**Information provided:**
_ _ _
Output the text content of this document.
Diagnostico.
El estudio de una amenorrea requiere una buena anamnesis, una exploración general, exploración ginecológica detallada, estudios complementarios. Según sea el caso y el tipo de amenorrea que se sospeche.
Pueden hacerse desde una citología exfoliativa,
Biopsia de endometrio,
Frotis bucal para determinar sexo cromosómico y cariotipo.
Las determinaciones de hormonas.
_ _ _
**Problem description:** Reproduce all of the material above word for word.

**The answer:**
Output the text content of this document.
Diagnostico.
El estudio de una amenorrea requiere una buena anamnesis, una exploración general, exploración ginecológica detallada, estudios complementarios. Según sea el caso y el tipo de amenorrea que se sospeche.
Pueden hacerse desde una citología exfoliativa,
Biopsia de endometrio,
Frotis bucal para determinar sexo cromosómico y cariotipo.
Las determinaciones de hormonas.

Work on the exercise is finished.